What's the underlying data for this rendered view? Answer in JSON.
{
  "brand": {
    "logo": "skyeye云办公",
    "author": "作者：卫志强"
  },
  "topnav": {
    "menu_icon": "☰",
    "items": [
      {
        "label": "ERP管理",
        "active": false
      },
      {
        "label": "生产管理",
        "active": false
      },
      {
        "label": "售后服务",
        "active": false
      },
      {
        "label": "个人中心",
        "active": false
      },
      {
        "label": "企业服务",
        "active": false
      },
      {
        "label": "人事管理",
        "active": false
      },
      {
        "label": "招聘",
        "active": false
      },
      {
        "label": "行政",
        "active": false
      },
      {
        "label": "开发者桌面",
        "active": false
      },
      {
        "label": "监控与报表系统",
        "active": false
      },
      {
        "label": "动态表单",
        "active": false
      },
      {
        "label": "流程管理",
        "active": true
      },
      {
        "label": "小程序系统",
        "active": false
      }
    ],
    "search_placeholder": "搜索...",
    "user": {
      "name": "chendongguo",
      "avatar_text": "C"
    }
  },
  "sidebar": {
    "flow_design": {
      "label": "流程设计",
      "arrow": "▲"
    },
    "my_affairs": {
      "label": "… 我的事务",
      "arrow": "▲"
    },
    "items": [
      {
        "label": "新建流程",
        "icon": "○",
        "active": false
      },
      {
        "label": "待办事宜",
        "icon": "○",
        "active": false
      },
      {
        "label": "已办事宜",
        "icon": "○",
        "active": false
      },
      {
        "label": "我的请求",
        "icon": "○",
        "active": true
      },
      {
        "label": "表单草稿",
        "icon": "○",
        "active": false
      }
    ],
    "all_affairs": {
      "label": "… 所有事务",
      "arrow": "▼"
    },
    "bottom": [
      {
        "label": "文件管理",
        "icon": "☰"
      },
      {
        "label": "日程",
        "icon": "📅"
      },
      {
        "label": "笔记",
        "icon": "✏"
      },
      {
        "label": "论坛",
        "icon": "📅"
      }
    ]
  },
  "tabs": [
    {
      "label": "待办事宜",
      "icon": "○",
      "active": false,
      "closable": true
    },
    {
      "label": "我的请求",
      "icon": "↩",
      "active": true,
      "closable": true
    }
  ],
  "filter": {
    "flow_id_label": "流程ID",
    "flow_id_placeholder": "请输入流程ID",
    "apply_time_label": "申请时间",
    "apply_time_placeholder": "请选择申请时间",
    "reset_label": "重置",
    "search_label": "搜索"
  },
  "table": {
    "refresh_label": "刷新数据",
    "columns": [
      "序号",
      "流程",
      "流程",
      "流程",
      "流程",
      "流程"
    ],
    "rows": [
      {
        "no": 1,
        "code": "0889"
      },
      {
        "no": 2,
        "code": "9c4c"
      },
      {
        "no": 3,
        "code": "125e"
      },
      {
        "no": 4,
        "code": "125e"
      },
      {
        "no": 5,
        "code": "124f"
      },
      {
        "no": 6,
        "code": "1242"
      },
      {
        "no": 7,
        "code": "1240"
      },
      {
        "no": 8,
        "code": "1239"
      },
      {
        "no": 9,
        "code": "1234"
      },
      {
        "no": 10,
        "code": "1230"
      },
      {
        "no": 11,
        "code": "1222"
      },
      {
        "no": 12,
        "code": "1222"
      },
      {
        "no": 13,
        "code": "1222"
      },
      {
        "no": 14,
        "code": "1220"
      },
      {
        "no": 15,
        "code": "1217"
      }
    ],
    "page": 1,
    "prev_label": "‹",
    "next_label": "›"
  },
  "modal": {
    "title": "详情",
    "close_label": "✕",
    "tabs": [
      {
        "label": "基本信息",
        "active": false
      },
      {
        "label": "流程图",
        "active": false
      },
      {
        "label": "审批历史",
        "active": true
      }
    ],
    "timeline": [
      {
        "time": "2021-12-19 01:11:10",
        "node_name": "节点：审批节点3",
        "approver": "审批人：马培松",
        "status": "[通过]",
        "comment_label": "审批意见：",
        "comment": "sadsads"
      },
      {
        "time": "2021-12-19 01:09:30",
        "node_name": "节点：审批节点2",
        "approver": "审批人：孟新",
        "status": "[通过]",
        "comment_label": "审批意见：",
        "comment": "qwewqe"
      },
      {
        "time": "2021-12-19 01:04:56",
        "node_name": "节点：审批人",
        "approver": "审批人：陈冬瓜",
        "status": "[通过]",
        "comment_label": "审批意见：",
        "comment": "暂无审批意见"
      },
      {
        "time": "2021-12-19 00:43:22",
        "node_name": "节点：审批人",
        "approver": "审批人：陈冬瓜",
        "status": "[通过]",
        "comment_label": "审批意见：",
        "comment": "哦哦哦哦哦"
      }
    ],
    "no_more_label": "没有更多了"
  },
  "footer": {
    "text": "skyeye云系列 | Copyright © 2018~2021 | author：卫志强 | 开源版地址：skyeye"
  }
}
_ _ _
Stated task>
Copy each record from above without leaving any out.

Solution for this task>
What's the underlying data for this rendered view? Answer in JSON.
{
  "brand": {
    "logo": "skyeye云办公",
    "author": "作者：卫志强"
  },
  "topnav": {
    "menu_icon": "☰",
    "items": [
      {
        "label": "ERP管理",
        "active": false
      },
      {
        "label": "生产管理",
        "active": false
      },
      {
        "label": "售后服务",
        "active": false
      },
      {
        "label": "个人中心",
        "active": false
      },
      {
        "label": "企业服务",
        "active": false
      },
      {
        "label": "人事管理",
        "active": false
      },
      {
        "label": "招聘",
        "active": false
      },
      {
        "label": "行政",
        "active": false
      },
      {
        "label": "开发者桌面",
        "active": false
      },
      {
        "label": "监控与报表系统",
        "active": false
      },
      {
        "label": "动态表单",
        "active": false
      },
      {
        "label": "流程管理",
        "active": true
      },
      {
        "label": "小程序系统",
        "active": false
      }
    ],
    "search_placeholder": "搜索...",
    "user": {
      "name": "chendongguo",
      "avatar_text": "C"
    }
  },
  "sidebar": {
    "flow_design": {
      "label": "流程设计",
      "arrow": "▲"
    },
    "my_affairs": {
      "label": "… 我的事务",
      "arrow": "▲"
    },
    "items": [
      {
        "label": "新建流程",
        "icon": "○",
        "active": false
      },
      {
        "label": "待办事宜",
        "icon": "○",
        "active": false
      },
      {
        "label": "已办事宜",
        "icon": "○",
        "active": false
      },
      {
        "label": "我的请求",
        "icon": "○",
        "active": true
      },
      {
        "label": "表单草稿",
        "icon": "○",
        "active": false
      }
    ],
    "all_affairs": {
      "label": "… 所有事务",
      "arrow": "▼"
    },
    "bottom": [
      {
        "label": "文件管理",
        "icon": "☰"
      },
      {
        "label": "日程",
        "icon": "📅"
      },
      {
        "label": "笔记",
        "icon": "✏"
      },
      {
        "label": "论坛",
        "icon": "📅"
      }
    ]
  },
  "tabs": [
    {
      "label": "待办事宜",
      "icon": "○",
      "active": false,
      "closable": true
    },
    {
      "label": "我的请求",
      "icon": "↩",
      "active": true,
      "closable": true
    }
  ],
  "filter": {
    "flow_id_label": "流程ID",
    "flow_id_placeholder": "请输入流程ID",
    "apply_time_label": "申请时间",
    "apply_time_placeholder": "请选择申请时间",
    "reset_label": "重置",
    "search_label": "搜索"
  },
  "table": {
    "refresh_label": "刷新数据",
    "columns": [
      "序号",
      "流程",
      "流程",
      "流程",
      "流程",
      "流程"
    ],
    "rows": [
      {
        "no": 1,
        "code": "0889"
      },
      {
        "no": 2,
        "code": "9c4c"
      },
      {
        "no": 3,
        "code": "125e"
      },
      {
        "no": 4,
        "code": "125e"
      },
      {
        "no": 5,
        "code": "124f"
      },
      {
        "no": 6,
        "code": "1242"
      },
      {
        "no": 7,
        "code": "1240"
      },
      {
        "no": 8,
        "code": "1239"
      },
      {
        "no": 9,
        "code": "1234"
      },
      {
        "no": 10,
        "code": "1230"
      },
      {
        "no": 11,
        "code": "1222"
      },
      {
        "no": 12,
        "code": "1222"
      },
      {
        "no": 13,
        "code": "1222"
      },
      {
        "no": 14,
        "code": "1220"
      },
      {
        "no": 15,
        "code": "1217"
      }
    ],
    "page": 1,
    "prev_label": "‹",
    "next_label": "›"
  },
  "modal": {
    "title": "详情",
    "close_label": "✕",
    "tabs": [
      {
        "label": "基本信息",
        "active": false
      },
      {
        "label": "流程图",
        "active": false
      },
      {
        "label": "审批历史",
        "active": true
      }
    ],
    "timeline": [
      {
        "time": "2021-12-19 01:11:10",
        "node_name": "节点：审批节点3",
        "approver": "审批人：马培松",
        "status": "[通过]",
        "comment_label": "审批意见：",
        "comment": "sadsads"
      },
      {
        "time": "2021-12-19 01:09:30",
        "node_name": "节点：审批节点2",
        "approver": "审批人：孟新",
        "status": "[通过]",
        "comment_label": "审批意见：",
        "comment": "qwewqe"
      },
      {
        "time": "2021-12-19 01:04:56",
        "node_name": "节点：审批人",
        "approver": "审批人：陈冬瓜",
        "status": "[通过]",
        "comment_label": "审批意见：",
        "comment": "暂无审批意见"
      },
      {
        "time": "2021-12-19 00:43:22",
        "node_name": "节点：审批人",
        "approver": "审批人：陈冬瓜",
        "status": "[通过]",
        "comment_label": "审批意见：",
        "comment": "哦哦哦哦哦"
      }
    ],
    "no_more_label": "没有更多了"
  },
  "footer": {
    "text": "skyeye云系列 | Copyright © 2018~2021 | author：卫志强 | 开源版地址：skyeye"
  }
}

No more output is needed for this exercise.